__Aim of the exercise__
Copy every line of the data that contains the string "title".

__Source records__
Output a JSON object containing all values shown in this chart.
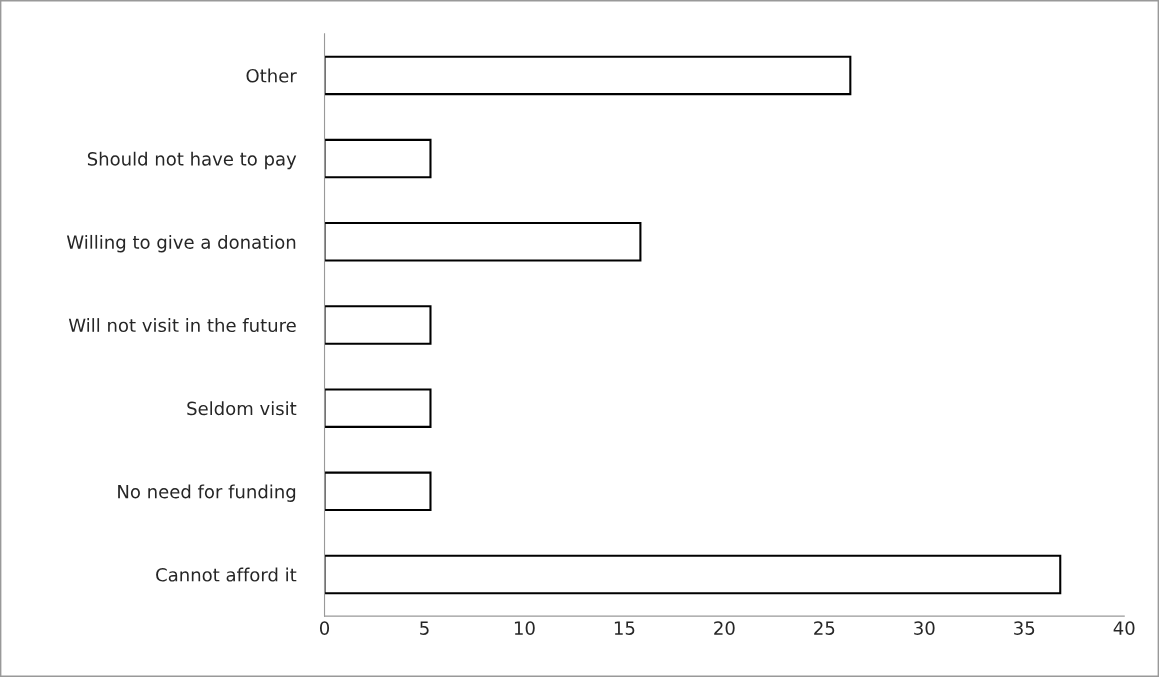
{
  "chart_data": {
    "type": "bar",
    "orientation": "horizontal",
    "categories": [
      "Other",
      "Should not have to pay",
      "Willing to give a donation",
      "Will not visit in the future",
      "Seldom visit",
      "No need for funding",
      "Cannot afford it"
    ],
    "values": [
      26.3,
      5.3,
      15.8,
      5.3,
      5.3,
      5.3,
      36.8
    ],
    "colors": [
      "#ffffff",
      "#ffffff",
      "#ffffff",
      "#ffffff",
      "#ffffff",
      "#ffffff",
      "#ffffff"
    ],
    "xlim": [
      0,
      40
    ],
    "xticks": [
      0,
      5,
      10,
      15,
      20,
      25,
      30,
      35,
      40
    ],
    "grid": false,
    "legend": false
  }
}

--

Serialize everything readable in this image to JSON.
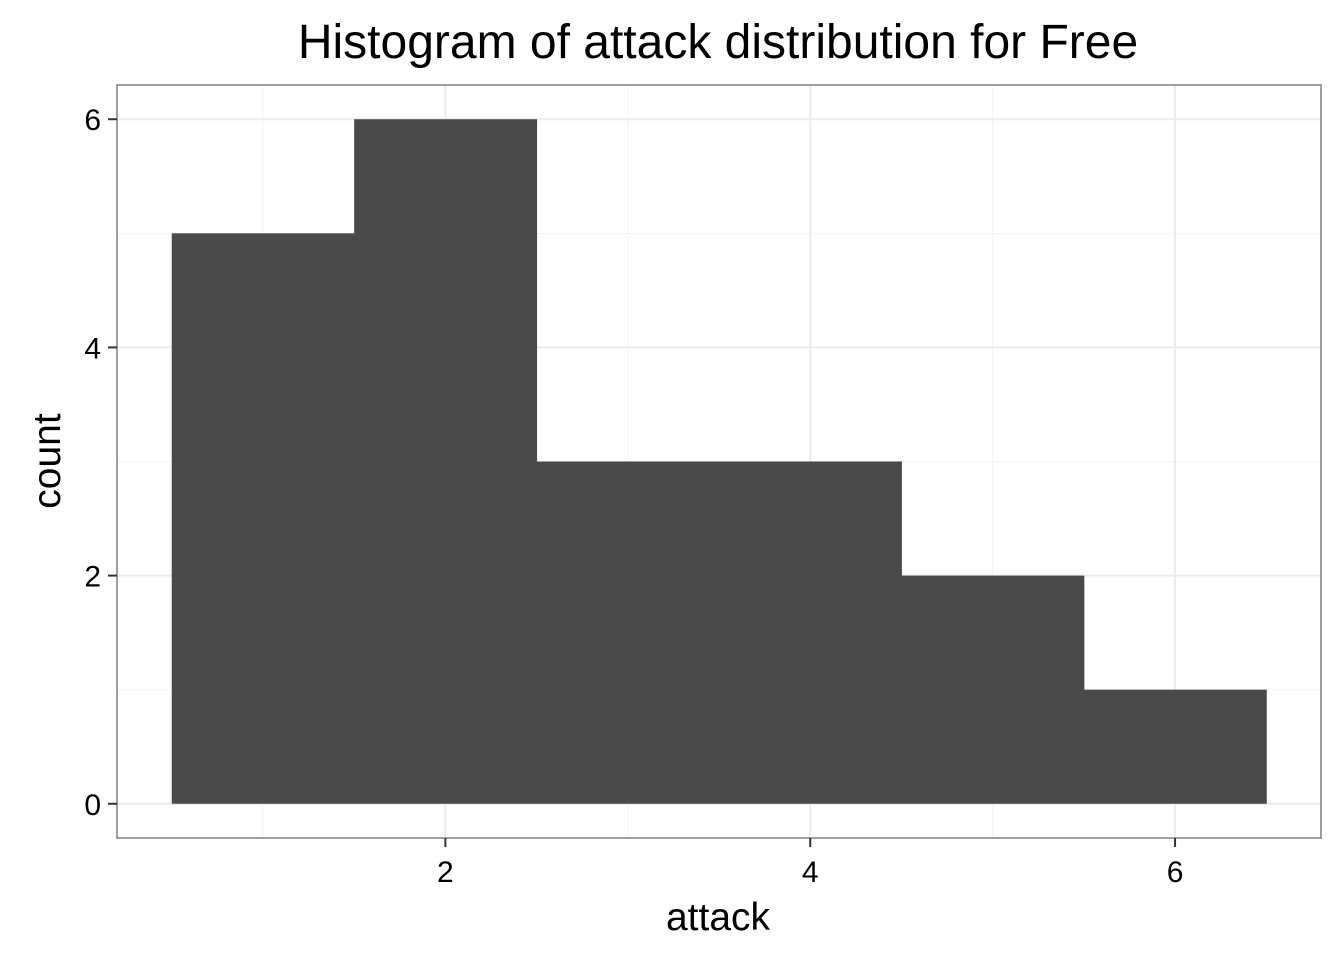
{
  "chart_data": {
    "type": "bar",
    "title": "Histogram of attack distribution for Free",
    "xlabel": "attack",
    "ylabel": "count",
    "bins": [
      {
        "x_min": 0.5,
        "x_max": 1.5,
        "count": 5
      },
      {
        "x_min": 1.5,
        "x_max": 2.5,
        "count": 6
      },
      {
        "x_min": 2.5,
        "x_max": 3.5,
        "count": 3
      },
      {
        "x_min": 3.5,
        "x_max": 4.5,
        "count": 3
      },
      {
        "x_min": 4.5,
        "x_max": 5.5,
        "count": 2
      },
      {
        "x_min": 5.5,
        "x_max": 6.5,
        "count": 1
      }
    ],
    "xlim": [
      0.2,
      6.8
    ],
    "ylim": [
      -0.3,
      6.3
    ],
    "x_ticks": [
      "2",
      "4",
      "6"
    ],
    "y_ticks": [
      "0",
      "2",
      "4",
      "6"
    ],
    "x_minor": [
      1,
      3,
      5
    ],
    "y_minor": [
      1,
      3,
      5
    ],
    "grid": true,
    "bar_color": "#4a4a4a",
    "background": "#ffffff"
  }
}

==

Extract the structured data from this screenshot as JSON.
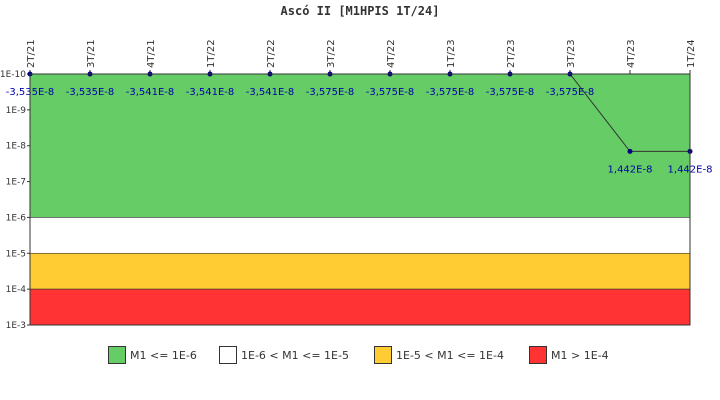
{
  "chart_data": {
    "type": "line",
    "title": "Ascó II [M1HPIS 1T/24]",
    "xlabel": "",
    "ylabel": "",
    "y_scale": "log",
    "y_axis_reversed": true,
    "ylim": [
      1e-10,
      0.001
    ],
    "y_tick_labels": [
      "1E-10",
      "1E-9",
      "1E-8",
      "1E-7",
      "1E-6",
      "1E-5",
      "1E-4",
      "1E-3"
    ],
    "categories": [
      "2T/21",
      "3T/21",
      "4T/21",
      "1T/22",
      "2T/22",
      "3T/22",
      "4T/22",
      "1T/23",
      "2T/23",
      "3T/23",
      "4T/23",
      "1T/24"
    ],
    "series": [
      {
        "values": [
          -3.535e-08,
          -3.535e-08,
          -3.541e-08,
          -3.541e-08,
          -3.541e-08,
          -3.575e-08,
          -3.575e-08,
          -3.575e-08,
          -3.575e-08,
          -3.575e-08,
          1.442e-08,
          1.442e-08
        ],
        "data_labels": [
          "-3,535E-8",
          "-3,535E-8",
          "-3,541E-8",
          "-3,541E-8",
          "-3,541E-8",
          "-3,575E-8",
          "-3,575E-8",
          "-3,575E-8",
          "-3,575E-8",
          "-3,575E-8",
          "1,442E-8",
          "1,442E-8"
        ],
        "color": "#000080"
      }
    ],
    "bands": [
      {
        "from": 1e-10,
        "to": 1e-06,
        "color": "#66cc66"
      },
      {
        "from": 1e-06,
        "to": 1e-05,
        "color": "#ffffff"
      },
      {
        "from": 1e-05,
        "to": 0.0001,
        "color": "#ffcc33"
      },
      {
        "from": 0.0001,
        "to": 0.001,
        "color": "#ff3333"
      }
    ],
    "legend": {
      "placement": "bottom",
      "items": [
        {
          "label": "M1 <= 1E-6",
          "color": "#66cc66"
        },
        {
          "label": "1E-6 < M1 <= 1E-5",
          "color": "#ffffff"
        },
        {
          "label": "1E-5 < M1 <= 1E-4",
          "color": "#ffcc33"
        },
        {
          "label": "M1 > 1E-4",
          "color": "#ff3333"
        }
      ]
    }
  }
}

__Answer__
    "title": "Histogram of attack distribution for Free",
    "title": "Ascó II [M1HPIS 1T/24]",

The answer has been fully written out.